SHORT EXERCISE » Write out all entries word for word.

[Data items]

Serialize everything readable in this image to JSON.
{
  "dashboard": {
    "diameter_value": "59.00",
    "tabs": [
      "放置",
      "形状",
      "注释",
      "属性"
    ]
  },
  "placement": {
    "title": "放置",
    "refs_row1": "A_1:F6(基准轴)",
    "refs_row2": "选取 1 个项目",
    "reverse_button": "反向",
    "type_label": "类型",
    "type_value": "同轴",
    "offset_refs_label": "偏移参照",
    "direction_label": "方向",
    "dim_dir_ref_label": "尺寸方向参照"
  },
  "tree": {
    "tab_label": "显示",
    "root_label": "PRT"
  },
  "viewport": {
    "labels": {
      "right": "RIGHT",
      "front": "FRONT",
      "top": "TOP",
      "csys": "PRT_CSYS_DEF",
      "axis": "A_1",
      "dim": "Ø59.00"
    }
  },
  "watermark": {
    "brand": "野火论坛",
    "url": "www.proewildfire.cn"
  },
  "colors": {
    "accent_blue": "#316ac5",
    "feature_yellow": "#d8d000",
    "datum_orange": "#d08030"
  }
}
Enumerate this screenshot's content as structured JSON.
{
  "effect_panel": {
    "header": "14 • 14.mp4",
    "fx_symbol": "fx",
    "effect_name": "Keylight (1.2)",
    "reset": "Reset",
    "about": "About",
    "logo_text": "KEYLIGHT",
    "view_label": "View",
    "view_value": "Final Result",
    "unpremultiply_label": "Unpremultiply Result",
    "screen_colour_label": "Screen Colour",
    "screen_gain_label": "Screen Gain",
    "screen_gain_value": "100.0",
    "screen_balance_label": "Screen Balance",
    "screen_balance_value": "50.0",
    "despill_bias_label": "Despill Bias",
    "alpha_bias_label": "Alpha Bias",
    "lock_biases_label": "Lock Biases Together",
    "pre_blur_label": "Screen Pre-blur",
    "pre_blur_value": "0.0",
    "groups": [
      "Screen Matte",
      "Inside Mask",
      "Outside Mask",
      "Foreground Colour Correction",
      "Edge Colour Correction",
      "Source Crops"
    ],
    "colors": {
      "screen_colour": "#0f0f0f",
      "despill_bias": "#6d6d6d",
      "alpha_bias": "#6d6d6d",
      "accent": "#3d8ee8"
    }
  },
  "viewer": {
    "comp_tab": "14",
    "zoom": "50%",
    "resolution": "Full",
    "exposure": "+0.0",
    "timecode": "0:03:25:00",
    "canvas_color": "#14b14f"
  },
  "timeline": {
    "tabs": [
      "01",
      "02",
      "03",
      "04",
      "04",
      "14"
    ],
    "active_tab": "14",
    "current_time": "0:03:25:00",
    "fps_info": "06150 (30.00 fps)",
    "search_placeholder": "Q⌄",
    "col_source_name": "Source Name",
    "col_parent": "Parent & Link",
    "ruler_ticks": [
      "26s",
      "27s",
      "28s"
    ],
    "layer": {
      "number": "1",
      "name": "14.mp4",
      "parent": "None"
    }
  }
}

TASK ANSWER »
Serialize everything readable in this image to JSON.
{
  "dashboard": {
    "diameter_value": "59.00",
    "tabs": [
      "放置",
      "形状",
      "注释",
      "属性"
    ]
  },
  "placement": {
    "title": "放置",
    "refs_row1": "A_1:F6(基准轴)",
    "refs_row2": "选取 1 个项目",
    "reverse_button": "反向",
    "type_label": "类型",
    "type_value": "同轴",
    "offset_refs_label": "偏移参照",
    "direction_label": "方向",
    "dim_dir_ref_label": "尺寸方向参照"
  },
  "tree": {
    "tab_label": "显示",
    "root_label": "PRT"
  },
  "viewport": {
    "labels": {
      "right": "RIGHT",
      "front": "FRONT",
      "top": "TOP",
      "csys": "PRT_CSYS_DEF",
      "axis": "A_1",
      "dim": "Ø59.00"
    }
  },
  "watermark": {
    "brand": "野火论坛",
    "url": "www.proewildfire.cn"
  },
  "colors": {
    "accent_blue": "#316ac5",
    "feature_yellow": "#d8d000",
    "datum_orange": "#d08030"
  }
}
Enumerate this screenshot's content as structured JSON.
{
  "effect_panel": {
    "header": "14 • 14.mp4",
    "fx_symbol": "fx",
    "effect_name": "Keylight (1.2)",
    "reset": "Reset",
    "about": "About",
    "logo_text": "KEYLIGHT",
    "view_label": "View",
    "view_value": "Final Result",
    "unpremultiply_label": "Unpremultiply Result",
    "screen_colour_label": "Screen Colour",
    "screen_gain_label": "Screen Gain",
    "screen_gain_value": "100.0",
    "screen_balance_label": "Screen Balance",
    "screen_balance_value": "50.0",
    "despill_bias_label": "Despill Bias",
    "alpha_bias_label": "Alpha Bias",
    "lock_biases_label": "Lock Biases Together",
    "pre_blur_label": "Screen Pre-blur",
    "pre_blur_value": "0.0",
    "groups": [
      "Screen Matte",
      "Inside Mask",
      "Outside Mask",
      "Foreground Colour Correction",
      "Edge Colour Correction",
      "Source Crops"
    ],
    "colors": {
      "screen_colour": "#0f0f0f",
      "despill_bias": "#6d6d6d",
      "alpha_bias": "#6d6d6d",
      "accent": "#3d8ee8"
    }
  },
  "viewer": {
    "comp_tab": "14",
    "zoom": "50%",
    "resolution": "Full",
    "exposure": "+0.0",
    "timecode": "0:03:25:00",
    "canvas_color": "#14b14f"
  },
  "timeline": {
    "tabs": [
      "01",
      "02",
      "03",
      "04",
      "04",
      "14"
    ],
    "active_tab": "14",
    "current_time": "0:03:25:00",
    "fps_info": "06150 (30.00 fps)",
    "search_placeholder": "Q⌄",
    "col_source_name": "Source Name",
    "col_parent": "Parent & Link",
    "ruler_ticks": [
      "26s",
      "27s",
      "28s"
    ],
    "layer": {
      "number": "1",
      "name": "14.mp4",
      "parent": "None"
    }
  }
}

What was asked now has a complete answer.